Given exercise A => According to the case summary, which decision did the court cite for the view that an application for a modular trial should not serve as a "backdoor method" of getting a ruling on a preliminary issue?
Given exercise B => Rewrite the case summary starting at "The plaintiff maintained" and ending at "instructing solicitors then.", with "solicitors" changed to "lawyers".

Text block =>
┄┄┄┄┄┄┄┄┄┄┄┄┄┄┄┄┄┄┄┄

The defendants alleged that the proceedings were inadmissible for delay, the events having occurred approximately 16 years prior to the institution of the proceedings, and were statute-barred pursuant to inter alia the Statute of Limitations 1957. The defendants applied to the High Court to either have their “delay point” heard as a preliminary issue pursuant to Order 25 of the Rules of the Superior Courts (RSC) or for a modular trial pursuant to the court’s inherent jurisdiction and/or Order 36, rule 9(1) RSC.

The plaintiff maintained that she had been of “unsound mind” and so qualified for an extension of the limitation period pursuant to s.49 of the Statute of Limitations. The defendants highlighted that the plaintiff had issued personal injuries proceedings in 2006 arising from an alleged assault whilst she was imprisoned, and that she was capable of instructing solicitors then.

The High Court

Mr Justice Simons firstly observed that the application would be more properly brought pursuant to the court’s inherent jurisdiction and/or Order 36, rule 9(1) as in applications for the trial of a preliminary issue there must be agreement in relation to the material facts of a case. The court referred to Donatex Ltd v. Dublin Docklands Development Authority [2011] IEHC 538 as authority for the proposition that an application for a modular trial should not be used as a “backdoor method” of seeking a determination on a preliminary issue where the court would not have facilitated same.

Mr Justice Simons then considered the relevant criteria in respect of the court’s inherent jurisdiction to order a modular trial as set out in McCann v. Desmond [2010] IEHC 164, [2010] 4 I.R. 554 and Cork Plastics (Manufacturing) v. Ineos Compound U.K. Ltd [2008] IEHC 93, including issues of prejudice, savings of time and cost, whether a modular trial would genuinely assist the litigation by resolving the issues and whether there would be a significant overlap in the evidence and witnesses relevant to all modules.

The judge considered that in order to decide whether a modular trial would result in a saving of time and costs, it was necessary to compare the nature and extent of the legal and factual issues which would arise at the modular trial with those likely to arise at the substantive hearing.

Finding that a modular trial on the delay point would focus on the plaintiff’s state of mind during the limitation period, Mr Justice Simons confirmed that “the plaintiff would have to establish that she was labouring under a statutory disability, i.e. was of ‘unsound mind’, as of the date of the accrual of her respective causes of action. The plaintiff would also have to establish that she had instituted proceedings within either two or six years of her statutory disability ceasing. This would, presumably, necessitate the plaintiff establishing that she was of ‘unsound mind’ up and until, at the very earliest, 2013.”

┄┄┄┄┄┄┄┄┄┄┄┄┄┄┄┄┄┄┄┄

Extracted records =>
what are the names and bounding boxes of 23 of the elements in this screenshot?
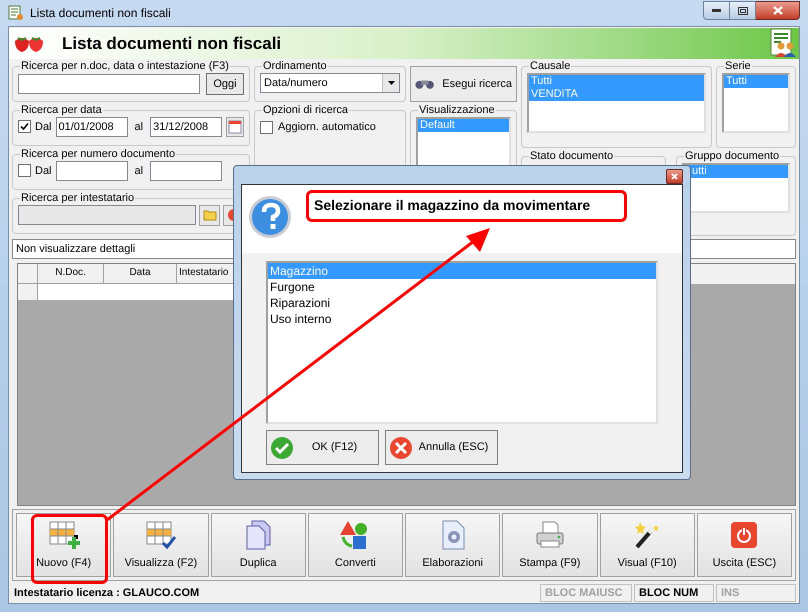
to-label: al bbox=[134, 120, 144, 135]
group-label: Stato documento bbox=[529, 150, 614, 163]
status-indicator: BLOC MAIUSC bbox=[540, 584, 632, 602]
checkbox-label: Aggiorn. automatico bbox=[278, 120, 376, 135]
group-label: Gruppo documento bbox=[684, 150, 780, 163]
group-label: Ricerca per intestatario bbox=[20, 192, 136, 205]
to-label: al bbox=[134, 164, 144, 179]
window-title: Lista documenti non fiscali bbox=[30, 5, 171, 22]
group-label: Ordinamento bbox=[262, 60, 328, 73]
from-label: Dal bbox=[35, 120, 52, 135]
group-label: Ricerca per data bbox=[20, 104, 103, 117]
page-title: Lista documenti non fiscali bbox=[62, 32, 282, 55]
status-indicator: INS bbox=[716, 584, 796, 602]
group-label: Ricerca per n.doc, data o intestazione (F3) bbox=[20, 60, 230, 73]
from-label: Dal bbox=[35, 164, 52, 179]
status-indicator: BLOC NUM bbox=[634, 584, 714, 602]
group-label: Opzioni di ricerca bbox=[262, 104, 349, 117]
license-text: Intestatario licenza : GLAUCO.COM bbox=[13, 586, 200, 601]
group-label: Causale bbox=[529, 60, 572, 73]
group-label: Serie bbox=[724, 60, 752, 73]
group-label: Visualizzazione bbox=[418, 104, 496, 117]
group-label: Ricerca per numero documento bbox=[20, 148, 176, 161]
dialog-message: Selezionare il magazzino da movimentare bbox=[314, 197, 590, 213]
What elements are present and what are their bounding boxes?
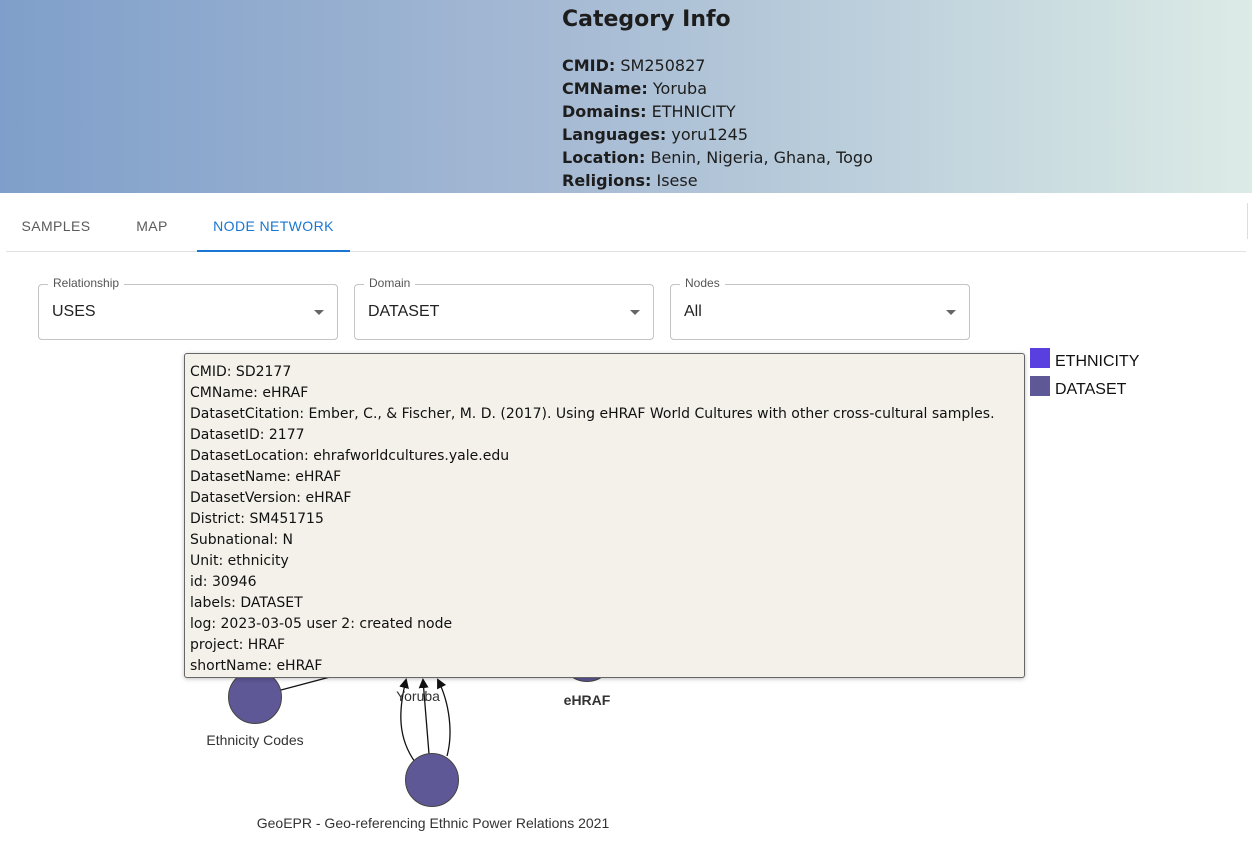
tooltip-line: Unit: ethnicity [190, 553, 289, 569]
graph-edge [280, 676, 331, 691]
node-tooltip: CMID: SD2177 CMName: eHRAF DatasetCitati… [184, 353, 1025, 678]
tooltip-line: DatasetLocation: ehrafworldcultures.yale… [190, 448, 510, 464]
graph-node-ethnicity-codes[interactable] [228, 670, 282, 724]
tooltip-line: District: SM451715 [190, 511, 324, 527]
tooltip-line: shortName: eHRAF [190, 658, 323, 674]
tooltip-line: DatasetCitation: Ember, C., & Fischer, M… [190, 406, 995, 422]
tooltip-line: project: HRAF [190, 637, 286, 653]
tooltip-line: Subnational: N [190, 532, 294, 548]
tooltip-line: DatasetID: 2177 [190, 427, 305, 443]
tooltip-line: id: 30946 [190, 574, 257, 590]
tooltip-line: log: 2023-03-05 user 2: created node [190, 616, 453, 632]
graph-node-label: GeoEPR - Geo-referencing Ethnic Power Re… [257, 815, 610, 831]
tooltip-line: labels: DATASET [190, 595, 303, 611]
tooltip-line: DatasetName: eHRAF [190, 469, 342, 485]
tooltip-line: CMName: eHRAF [190, 385, 309, 401]
graph-node-label: Ethnicity Codes [206, 732, 303, 748]
tooltip-line: DatasetVersion: eHRAF [190, 490, 352, 506]
graph-node-label: Yoruba [396, 688, 440, 704]
tooltip-line: CMID: SD2177 [190, 364, 292, 380]
graph-node-geoepr[interactable] [405, 753, 459, 807]
graph-node-label: eHRAF [564, 692, 611, 708]
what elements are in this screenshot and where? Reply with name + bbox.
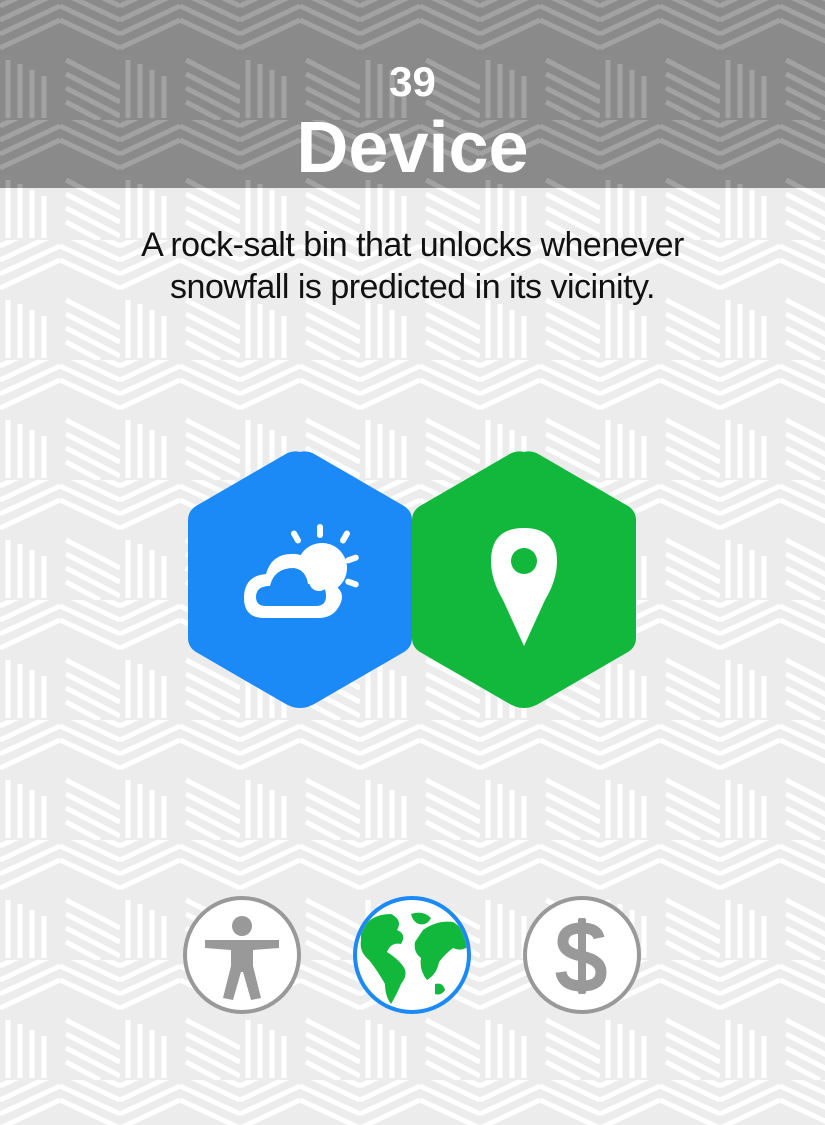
category-dollar-button[interactable]	[523, 896, 641, 1014]
category-accessibility-button[interactable]	[183, 896, 301, 1014]
card-header: 39 Device	[0, 0, 825, 188]
category-globe-button[interactable]	[353, 896, 471, 1014]
dollar-icon	[555, 918, 607, 994]
weather-hexagon[interactable]	[186, 450, 414, 708]
card-description: A rock-salt bin that unlocks whenever sn…	[141, 226, 684, 306]
card-number: 39	[389, 58, 436, 105]
card: 39 Device A rock-salt bin that unlocks w…	[0, 0, 825, 1125]
accessibility-person-icon	[205, 916, 279, 1000]
location-hexagon[interactable]	[410, 450, 638, 708]
card-title: Device	[296, 108, 529, 188]
globe-icon	[360, 912, 467, 1004]
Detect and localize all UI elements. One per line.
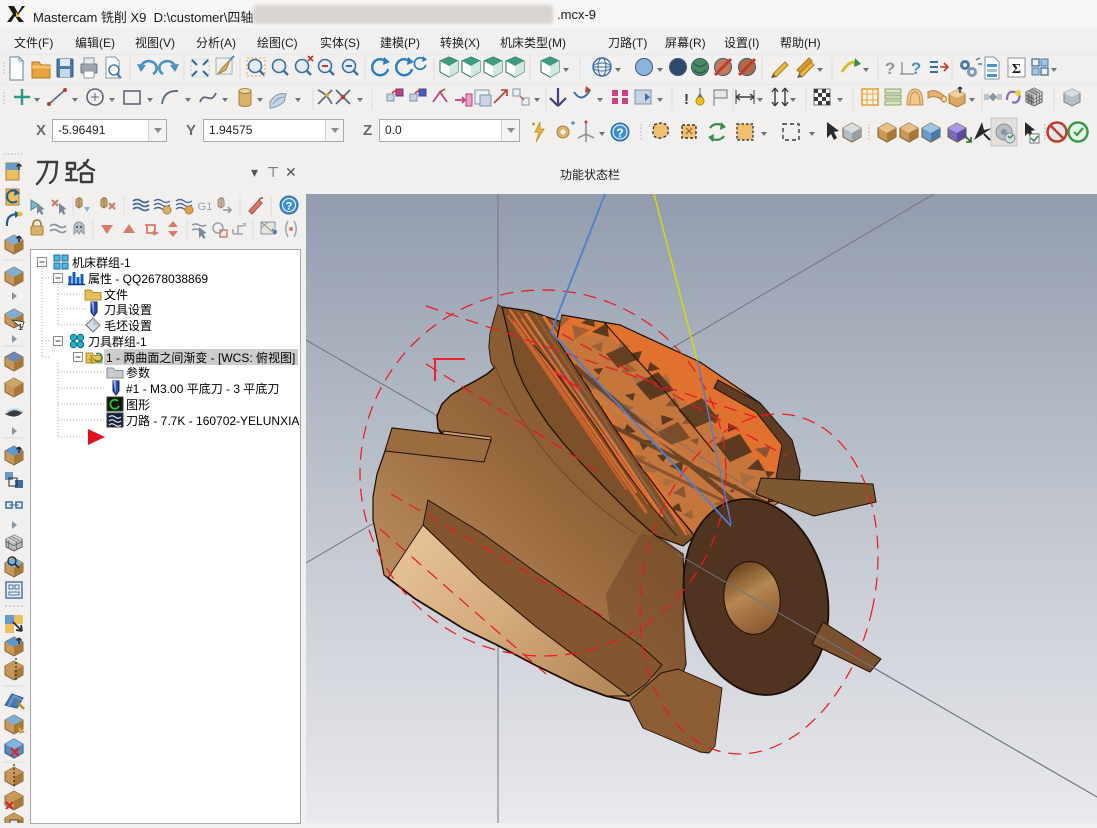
svg-text:?: ? [286,201,293,213]
svg-text:1: 1 [18,322,23,332]
svg-text:?: ? [616,126,623,140]
svg-text:?: ? [885,59,895,78]
svg-text:G1: G1 [198,201,213,213]
svg-text:!: ! [684,91,689,108]
svg-text:Σ: Σ [1012,62,1021,77]
svg-text:?: ? [911,59,921,78]
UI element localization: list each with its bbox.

┄┄┄┄┄┄┄┄┄┄┄┄┄┄┄┄┄┄┄┄

Complete answer A => Donatex Ltd v. Dublin Docklands Development Authority [2011] IEHC 538.

Complete answer B =>
The plaintiff maintained that she had been of “unsound mind” and so qualified for an extension of the limitation period pursuant to s.49 of the Statute of Limitations. The defendants highlighted that the plaintiff had issued personal injuries proceedings in 2006 arising from an alleged assault whilst she was imprisoned, and that she was capable of instructing lawyers then.